> [Description of the task]: Extract the complete listing and repeat it word for word.

> [Dataset entries on figures]:
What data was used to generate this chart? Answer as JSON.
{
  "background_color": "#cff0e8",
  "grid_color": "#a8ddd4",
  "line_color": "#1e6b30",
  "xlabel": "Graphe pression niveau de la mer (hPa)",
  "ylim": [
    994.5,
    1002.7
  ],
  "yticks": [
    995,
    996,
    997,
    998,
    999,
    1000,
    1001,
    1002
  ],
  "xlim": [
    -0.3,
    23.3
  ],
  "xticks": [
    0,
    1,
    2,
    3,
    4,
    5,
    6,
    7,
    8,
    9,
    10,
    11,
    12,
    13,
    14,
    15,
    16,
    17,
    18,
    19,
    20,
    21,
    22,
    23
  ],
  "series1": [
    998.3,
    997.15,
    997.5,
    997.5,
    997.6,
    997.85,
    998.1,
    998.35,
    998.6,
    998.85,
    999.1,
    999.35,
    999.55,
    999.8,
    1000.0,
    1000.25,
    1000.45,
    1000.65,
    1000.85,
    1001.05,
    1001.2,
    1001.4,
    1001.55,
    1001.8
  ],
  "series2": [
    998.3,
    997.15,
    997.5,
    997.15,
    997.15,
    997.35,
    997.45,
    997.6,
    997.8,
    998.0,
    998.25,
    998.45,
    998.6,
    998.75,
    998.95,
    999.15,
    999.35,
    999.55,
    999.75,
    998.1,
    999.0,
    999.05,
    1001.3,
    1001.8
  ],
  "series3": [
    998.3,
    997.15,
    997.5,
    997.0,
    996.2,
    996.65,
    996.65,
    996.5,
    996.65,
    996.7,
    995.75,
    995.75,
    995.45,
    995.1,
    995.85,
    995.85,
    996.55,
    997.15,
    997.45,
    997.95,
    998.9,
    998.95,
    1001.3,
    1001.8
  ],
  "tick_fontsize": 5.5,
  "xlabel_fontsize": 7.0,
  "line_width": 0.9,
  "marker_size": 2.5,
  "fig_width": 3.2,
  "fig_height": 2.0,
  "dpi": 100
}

> [Solution to this exercise]:
What data was used to generate this chart? Answer as JSON.
{
  "background_color": "#cff0e8",
  "grid_color": "#a8ddd4",
  "line_color": "#1e6b30",
  "xlabel": "Graphe pression niveau de la mer (hPa)",
  "ylim": [
    994.5,
    1002.7
  ],
  "yticks": [
    995,
    996,
    997,
    998,
    999,
    1000,
    1001,
    1002
  ],
  "xlim": [
    -0.3,
    23.3
  ],
  "xticks": [
    0,
    1,
    2,
    3,
    4,
    5,
    6,
    7,
    8,
    9,
    10,
    11,
    12,
    13,
    14,
    15,
    16,
    17,
    18,
    19,
    20,
    21,
    22,
    23
  ],
  "series1": [
    998.3,
    997.15,
    997.5,
    997.5,
    997.6,
    997.85,
    998.1,
    998.35,
    998.6,
    998.85,
    999.1,
    999.35,
    999.55,
    999.8,
    1000.0,
    1000.25,
    1000.45,
    1000.65,
    1000.85,
    1001.05,
    1001.2,
    1001.4,
    1001.55,
    1001.8
  ],
  "series2": [
    998.3,
    997.15,
    997.5,
    997.15,
    997.15,
    997.35,
    997.45,
    997.6,
    997.8,
    998.0,
    998.25,
    998.45,
    998.6,
    998.75,
    998.95,
    999.15,
    999.35,
    999.55,
    999.75,
    998.1,
    999.0,
    999.05,
    1001.3,
    1001.8
  ],
  "series3": [
    998.3,
    997.15,
    997.5,
    997.0,
    996.2,
    996.65,
    996.65,
    996.5,
    996.65,
    996.7,
    995.75,
    995.75,
    995.45,
    995.1,
    995.85,
    995.85,
    996.55,
    997.15,
    997.45,
    997.95,
    998.9,
    998.95,
    1001.3,
    1001.8
  ],
  "tick_fontsize": 5.5,
  "xlabel_fontsize": 7.0,
  "line_width": 0.9,
  "marker_size": 2.5,
  "fig_width": 3.2,
  "fig_height": 2.0,
  "dpi": 100
}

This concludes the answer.